▶ GIVEN RECORDS:
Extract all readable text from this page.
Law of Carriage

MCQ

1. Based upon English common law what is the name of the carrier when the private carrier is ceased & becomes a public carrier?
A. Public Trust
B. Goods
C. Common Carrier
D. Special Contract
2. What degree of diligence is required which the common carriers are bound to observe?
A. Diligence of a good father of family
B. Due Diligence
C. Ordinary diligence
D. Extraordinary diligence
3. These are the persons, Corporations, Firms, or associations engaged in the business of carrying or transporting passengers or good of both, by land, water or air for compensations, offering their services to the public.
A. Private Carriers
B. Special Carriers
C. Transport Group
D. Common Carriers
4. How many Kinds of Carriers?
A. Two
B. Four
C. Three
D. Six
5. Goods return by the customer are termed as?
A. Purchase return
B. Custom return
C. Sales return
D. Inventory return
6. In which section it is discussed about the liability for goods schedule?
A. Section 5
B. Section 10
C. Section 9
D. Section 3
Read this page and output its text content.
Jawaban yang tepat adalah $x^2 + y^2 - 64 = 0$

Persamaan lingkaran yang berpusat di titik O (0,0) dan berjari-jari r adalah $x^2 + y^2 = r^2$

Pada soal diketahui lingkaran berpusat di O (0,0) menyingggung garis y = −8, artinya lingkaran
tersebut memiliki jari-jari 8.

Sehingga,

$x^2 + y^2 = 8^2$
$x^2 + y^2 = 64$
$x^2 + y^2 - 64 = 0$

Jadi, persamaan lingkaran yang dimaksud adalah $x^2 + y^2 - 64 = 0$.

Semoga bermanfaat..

▶ THE PROBLEM:
Write the entries again, exactly as they stand.

▶ WRITTEN ANSWER:
Extract all readable text from this page.
Law of Carriage

MCQ

1. Based upon English common law what is the name of the carrier when the private carrier is ceased & becomes a public carrier?
A. Public Trust
B. Goods
C. Common Carrier
D. Special Contract
2. What degree of diligence is required which the common carriers are bound to observe?
A. Diligence of a good father of family
B. Due Diligence
C. Ordinary diligence
D. Extraordinary diligence
3. These are the persons, Corporations, Firms, or associations engaged in the business of carrying or transporting passengers or good of both, by land, water or air for compensations, offering their services to the public.
A. Private Carriers
B. Special Carriers
C. Transport Group
D. Common Carriers
4. How many Kinds of Carriers?
A. Two
B. Four
C. Three
D. Six
5. Goods return by the customer are termed as?
A. Purchase return
B. Custom return
C. Sales return
D. Inventory return
6. In which section it is discussed about the liability for goods schedule?
A. Section 5
B. Section 10
C. Section 9
D. Section 3
Read this page and output its text content.
Jawaban yang tepat adalah $x^2 + y^2 - 64 = 0$

Persamaan lingkaran yang berpusat di titik O (0,0) dan berjari-jari r adalah $x^2 + y^2 = r^2$

Pada soal diketahui lingkaran berpusat di O (0,0) menyingggung garis y = −8, artinya lingkaran
tersebut memiliki jari-jari 8.

Sehingga,

$x^2 + y^2 = 8^2$
$x^2 + y^2 = 64$
$x^2 + y^2 - 64 = 0$

Jadi, persamaan lingkaran yang dimaksud adalah $x^2 + y^2 - 64 = 0$.

Semoga bermanfaat..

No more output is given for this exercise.